* Aim *
Every line containing the word "foto" needs to be found and copied.

* Task input *
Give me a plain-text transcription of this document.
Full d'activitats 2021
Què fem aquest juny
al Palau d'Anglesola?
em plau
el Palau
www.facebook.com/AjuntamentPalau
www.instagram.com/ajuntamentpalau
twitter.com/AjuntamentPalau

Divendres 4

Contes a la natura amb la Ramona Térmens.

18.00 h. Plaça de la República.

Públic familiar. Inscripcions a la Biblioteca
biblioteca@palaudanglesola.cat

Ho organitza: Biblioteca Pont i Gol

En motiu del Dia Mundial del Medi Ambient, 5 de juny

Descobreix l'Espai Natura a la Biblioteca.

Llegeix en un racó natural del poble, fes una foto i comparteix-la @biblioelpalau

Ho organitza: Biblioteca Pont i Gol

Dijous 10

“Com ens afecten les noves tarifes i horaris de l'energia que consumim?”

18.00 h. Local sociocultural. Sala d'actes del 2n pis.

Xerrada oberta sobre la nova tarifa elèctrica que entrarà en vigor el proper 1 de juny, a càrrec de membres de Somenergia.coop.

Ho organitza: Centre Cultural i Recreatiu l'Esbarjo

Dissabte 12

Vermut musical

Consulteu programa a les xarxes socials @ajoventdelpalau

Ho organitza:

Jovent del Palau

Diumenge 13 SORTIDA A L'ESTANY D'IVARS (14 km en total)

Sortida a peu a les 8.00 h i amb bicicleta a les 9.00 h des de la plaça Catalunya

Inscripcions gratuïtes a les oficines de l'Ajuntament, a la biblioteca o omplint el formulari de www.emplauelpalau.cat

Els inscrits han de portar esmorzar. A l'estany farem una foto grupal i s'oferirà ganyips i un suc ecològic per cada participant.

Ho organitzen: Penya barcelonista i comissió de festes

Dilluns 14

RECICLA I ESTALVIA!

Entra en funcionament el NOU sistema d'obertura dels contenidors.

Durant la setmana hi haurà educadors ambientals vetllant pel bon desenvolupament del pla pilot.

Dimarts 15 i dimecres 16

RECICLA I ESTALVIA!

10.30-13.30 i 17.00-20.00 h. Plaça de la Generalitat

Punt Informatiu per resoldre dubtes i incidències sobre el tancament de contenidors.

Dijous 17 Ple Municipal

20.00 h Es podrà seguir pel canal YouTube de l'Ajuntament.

* Output of the task *
Llegeix en un racó natural del poble, fes una foto i comparteix-la @biblioelpalau
Els inscrits han de portar esmorzar. A l'estany farem una foto grupal i s'oferirà ganyips i un suc ecològic per cada participant.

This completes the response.